Start of Text

In other words, ps is a pointer to a pointer to array data. Append may change the inner pointer's value but that's about it.
Append returns a value, the new slice struct generated by append. Append always generates a new struct and returns it by value, because even if the array pointed to doesn't change, the length property of the slice changes. This value is then assigned to the local variable s, which didn't change its memory location.
>Maybe in a trivial program like this the backing array can always be extended in-place,
In this example the backing array didn't get extended in-place. The first backing array starts at 0xc0000be000. After the append() call, there's a new backing array, which starts at 0xc0000b8030.
Despite some syntax glosses in Go making it superficially sometimes look like a dynamic language, it is actually in the C heritage of what a variable is. A variable is not just a label pointing at an arbitrary value that can be moved to other arbitrary values like it is in most dynamic languages (like Python), it is a specific chunk of memory. (Or, more precisely, it is something that will be a specific chunk of memory if anything ever needs it to be, or the compiler decides it needs to be; recently things can in theory be register-only, but this is a detail the Go programmer operating at the Go level need not worry about.)
Specifically, what happens in
s = append(s, "something")
is that append generates a new slice value (the tuple of backing array pointer, length, and capacity), which may or may not be pointing at a new backing array. These three values are then copied into the memory "s" was allocated with. So there is a new slice value allocated, but it is copied back to the original storage, and since there's no way to "get in between" those two things, the effect for a programmer at the Go level is that s is modified in-place.
In Go, allocation is very important and it is always explicit, except this explicitness is sometimes masked by the fact that the := operator is not a simple "allocate everything on the left using the types of the thing on the right" operator, but "allocate at least one thing on the left using the types on the right (it is a compile-time error if there isn't at least one new value) but use normal equality for everything already allocated", which is very convenient to use, but can make developing the proper mental model for how Go works trickier. Arguably, there's some sort of design mistake in Go here, though the correct solution doesn't immediately leap to mind. (It's easy to come up with more abstractly correct options but they have poor usability compared to the current operator.)

End of Text
Start of Data lines

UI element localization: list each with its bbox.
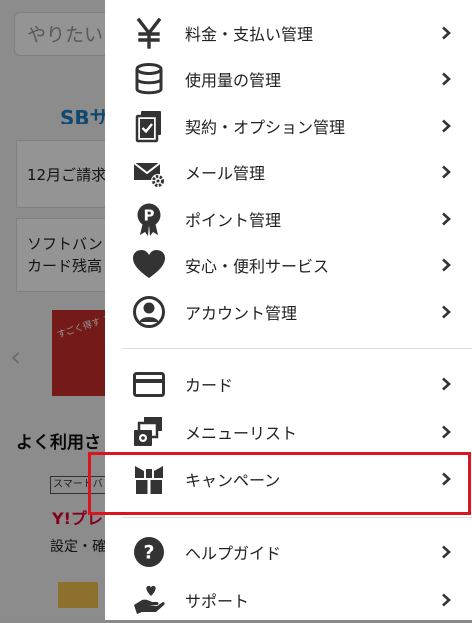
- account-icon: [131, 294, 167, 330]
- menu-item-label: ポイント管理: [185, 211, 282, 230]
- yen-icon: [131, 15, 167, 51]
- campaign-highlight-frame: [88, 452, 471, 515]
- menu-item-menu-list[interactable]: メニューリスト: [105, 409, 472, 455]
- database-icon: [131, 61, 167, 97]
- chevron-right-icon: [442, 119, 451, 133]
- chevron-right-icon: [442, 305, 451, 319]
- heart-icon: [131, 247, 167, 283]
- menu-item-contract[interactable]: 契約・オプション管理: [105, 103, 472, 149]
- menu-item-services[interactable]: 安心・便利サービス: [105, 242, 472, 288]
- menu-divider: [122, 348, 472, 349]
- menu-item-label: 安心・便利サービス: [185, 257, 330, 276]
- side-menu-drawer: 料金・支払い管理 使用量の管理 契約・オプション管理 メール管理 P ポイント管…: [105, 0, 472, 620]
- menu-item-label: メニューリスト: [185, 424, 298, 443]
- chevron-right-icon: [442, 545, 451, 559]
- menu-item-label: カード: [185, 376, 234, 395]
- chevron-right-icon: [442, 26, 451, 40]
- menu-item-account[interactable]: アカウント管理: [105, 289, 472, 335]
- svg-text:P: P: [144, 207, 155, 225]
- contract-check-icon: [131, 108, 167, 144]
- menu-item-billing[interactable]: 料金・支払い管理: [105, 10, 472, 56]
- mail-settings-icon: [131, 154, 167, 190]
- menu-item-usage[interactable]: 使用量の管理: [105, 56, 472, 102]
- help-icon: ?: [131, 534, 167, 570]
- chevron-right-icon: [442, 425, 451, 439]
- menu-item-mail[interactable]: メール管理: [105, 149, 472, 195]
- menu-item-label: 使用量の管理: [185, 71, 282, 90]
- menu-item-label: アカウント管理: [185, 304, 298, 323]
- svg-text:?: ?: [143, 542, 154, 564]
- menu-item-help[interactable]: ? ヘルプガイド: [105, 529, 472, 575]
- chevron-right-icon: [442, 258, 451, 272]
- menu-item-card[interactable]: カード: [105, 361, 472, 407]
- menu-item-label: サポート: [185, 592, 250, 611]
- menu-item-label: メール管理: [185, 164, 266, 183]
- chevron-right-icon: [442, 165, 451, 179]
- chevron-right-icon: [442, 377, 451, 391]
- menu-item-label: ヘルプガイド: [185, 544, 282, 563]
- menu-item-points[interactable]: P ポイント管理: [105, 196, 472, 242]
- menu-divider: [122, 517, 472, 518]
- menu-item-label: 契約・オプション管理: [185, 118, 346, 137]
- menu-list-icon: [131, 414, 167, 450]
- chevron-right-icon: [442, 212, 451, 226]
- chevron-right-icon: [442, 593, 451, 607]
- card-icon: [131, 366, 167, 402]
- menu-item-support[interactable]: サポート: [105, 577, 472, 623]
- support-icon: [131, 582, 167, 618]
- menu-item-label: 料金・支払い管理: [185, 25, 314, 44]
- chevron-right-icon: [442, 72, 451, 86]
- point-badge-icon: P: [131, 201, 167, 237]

End of Data lines
Start of Data lines

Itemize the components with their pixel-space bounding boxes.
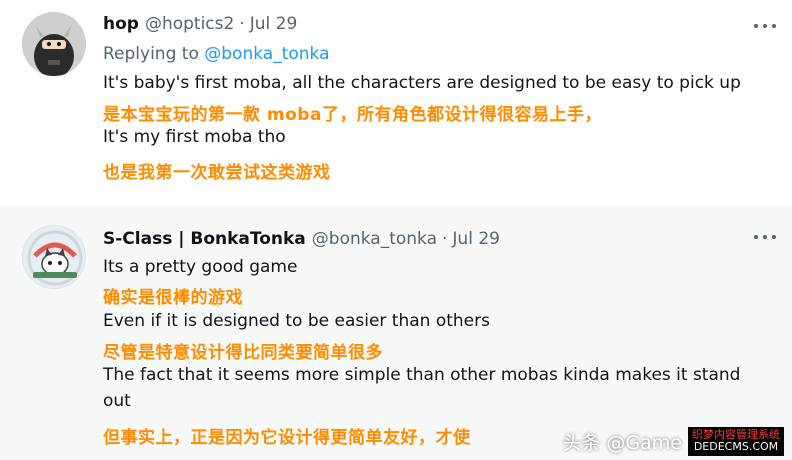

End of Data lines

• Task list:
1: Reproduce the passage from the text on Go slices word for word, beginning at the words "Specifically, what happens" and stopping after "is modified in-place.".
2: Using the text on Go slices, name the three values that make up a slice value.
3: In the text on Go slices, at what address does the new backing array start after the append() call?

• Final answers:
1:
Specifically, what happens in
s = append(s, "something")
is that append generates a new slice value (the tuple of backing array pointer, length, and capacity), which may or may not be pointing at a new backing array. These three values are then copied into the memory "s" was allocated with. So there is a new slice value allocated, but it is copied back to the original storage, and since there's no way to "get in between" those two things, the effect for a programmer at the Go level is that s is modified in-place.

2:
- Backing array pointer
- Length
- Capacity

3: 0xc0000b8030